Reproduce the lines from the one containing "Patent image size: (714, 581)." through the one containing "The coating 25 is at (82, 33).", inclusive, substituting "coated product" for "coated article" and leaving everything else unchanged.

Extracted data entries
---
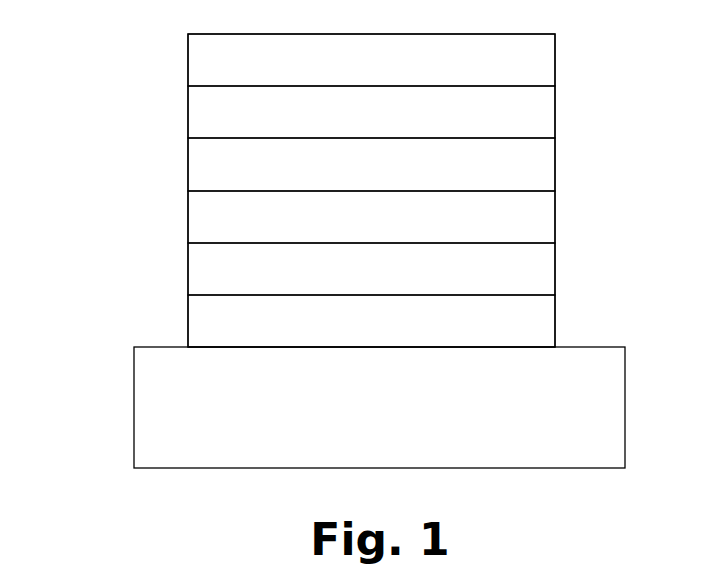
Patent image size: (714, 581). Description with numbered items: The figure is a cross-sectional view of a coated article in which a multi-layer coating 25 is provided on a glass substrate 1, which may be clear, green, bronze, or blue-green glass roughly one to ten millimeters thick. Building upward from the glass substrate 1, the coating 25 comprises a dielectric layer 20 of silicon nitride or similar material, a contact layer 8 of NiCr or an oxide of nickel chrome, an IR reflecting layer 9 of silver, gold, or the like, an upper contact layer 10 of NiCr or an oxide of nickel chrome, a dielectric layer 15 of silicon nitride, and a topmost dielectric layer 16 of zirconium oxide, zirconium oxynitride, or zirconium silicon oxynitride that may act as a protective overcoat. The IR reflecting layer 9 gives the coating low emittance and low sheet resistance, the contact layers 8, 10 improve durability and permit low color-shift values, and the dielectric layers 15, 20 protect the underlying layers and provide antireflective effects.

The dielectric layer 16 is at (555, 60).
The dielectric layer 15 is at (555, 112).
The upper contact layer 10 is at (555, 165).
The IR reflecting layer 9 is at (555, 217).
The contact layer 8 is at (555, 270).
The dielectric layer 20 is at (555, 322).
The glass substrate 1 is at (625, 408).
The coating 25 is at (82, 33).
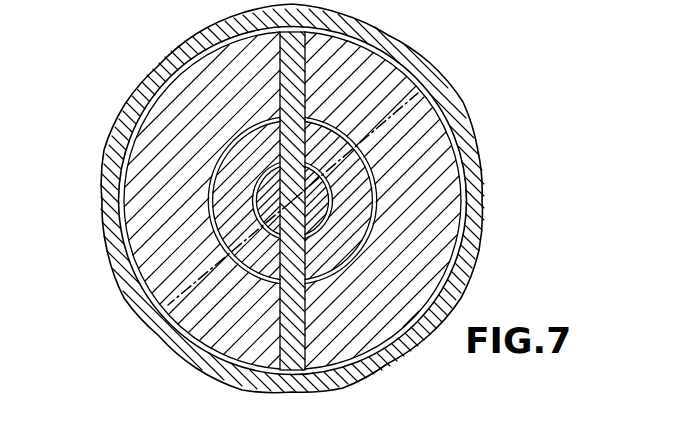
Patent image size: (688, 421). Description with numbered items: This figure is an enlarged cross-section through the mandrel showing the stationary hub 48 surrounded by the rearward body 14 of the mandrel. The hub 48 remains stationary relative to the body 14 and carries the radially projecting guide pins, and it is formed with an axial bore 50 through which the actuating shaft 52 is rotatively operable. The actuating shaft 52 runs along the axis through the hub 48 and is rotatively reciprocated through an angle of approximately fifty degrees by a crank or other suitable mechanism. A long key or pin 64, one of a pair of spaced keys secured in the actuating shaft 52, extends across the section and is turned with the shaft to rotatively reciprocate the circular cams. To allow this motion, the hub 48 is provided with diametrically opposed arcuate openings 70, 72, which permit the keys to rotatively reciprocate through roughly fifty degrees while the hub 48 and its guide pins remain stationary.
---
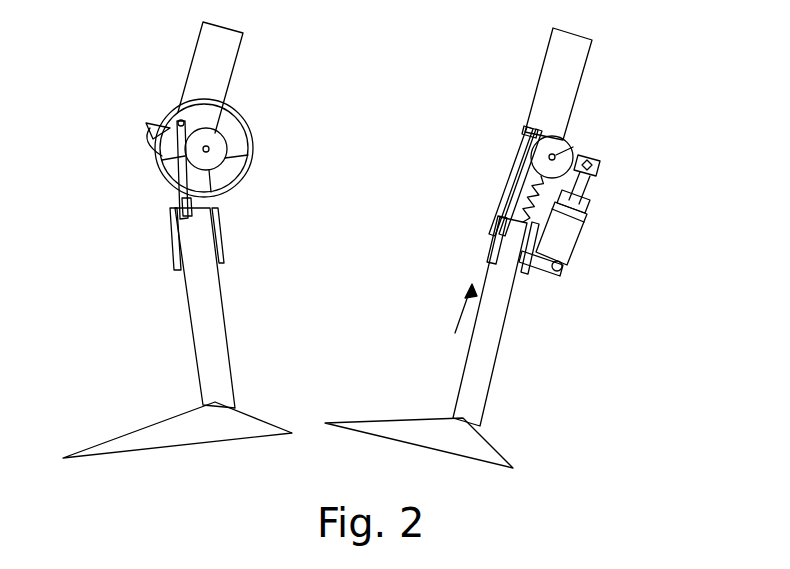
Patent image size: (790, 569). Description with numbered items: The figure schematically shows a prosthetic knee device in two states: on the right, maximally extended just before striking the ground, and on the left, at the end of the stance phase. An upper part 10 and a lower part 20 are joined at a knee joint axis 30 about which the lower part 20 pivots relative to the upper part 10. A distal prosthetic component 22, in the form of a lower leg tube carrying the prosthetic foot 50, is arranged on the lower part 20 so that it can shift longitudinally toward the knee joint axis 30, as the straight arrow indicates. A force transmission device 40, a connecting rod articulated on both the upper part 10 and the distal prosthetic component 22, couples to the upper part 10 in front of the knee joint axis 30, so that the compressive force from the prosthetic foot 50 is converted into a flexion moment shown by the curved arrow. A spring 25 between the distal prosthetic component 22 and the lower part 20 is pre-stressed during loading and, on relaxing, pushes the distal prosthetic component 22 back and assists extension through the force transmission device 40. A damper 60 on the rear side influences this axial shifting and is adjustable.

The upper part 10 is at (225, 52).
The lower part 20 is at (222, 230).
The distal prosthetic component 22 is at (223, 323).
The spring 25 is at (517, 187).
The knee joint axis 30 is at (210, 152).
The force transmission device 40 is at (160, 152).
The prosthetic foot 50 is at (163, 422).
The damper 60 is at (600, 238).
---
The result:
Patent image size: (714, 581). Description with numbered items: The figure is a cross-sectional view of a coated product in which a multi-layer coating 25 is provided on a glass substrate 1, which may be clear, green, bronze, or blue-green glass roughly one to ten millimeters thick. Building upward from the glass substrate 1, the coating 25 comprises a dielectric layer 20 of silicon nitride or similar material, a contact layer 8 of NiCr or an oxide of nickel chrome, an IR reflecting layer 9 of silver, gold, or the like, an upper contact layer 10 of NiCr or an oxide of nickel chrome, a dielectric layer 15 of silicon nitride, and a topmost dielectric layer 16 of zirconium oxide, zirconium oxynitride, or zirconium silicon oxynitride that may act as a protective overcoat. The IR reflecting layer 9 gives the coating low emittance and low sheet resistance, the contact layers 8, 10 improve durability and permit low color-shift values, and the dielectric layers 15, 20 protect the underlying layers and provide antireflective effects.

The dielectric layer 16 is at (555, 60).
The dielectric layer 15 is at (555, 112).
The upper contact layer 10 is at (555, 165).
The IR reflecting layer 9 is at (555, 217).
The contact layer 8 is at (555, 270).
The dielectric layer 20 is at (555, 322).
The glass substrate 1 is at (625, 408).
The coating 25 is at (82, 33).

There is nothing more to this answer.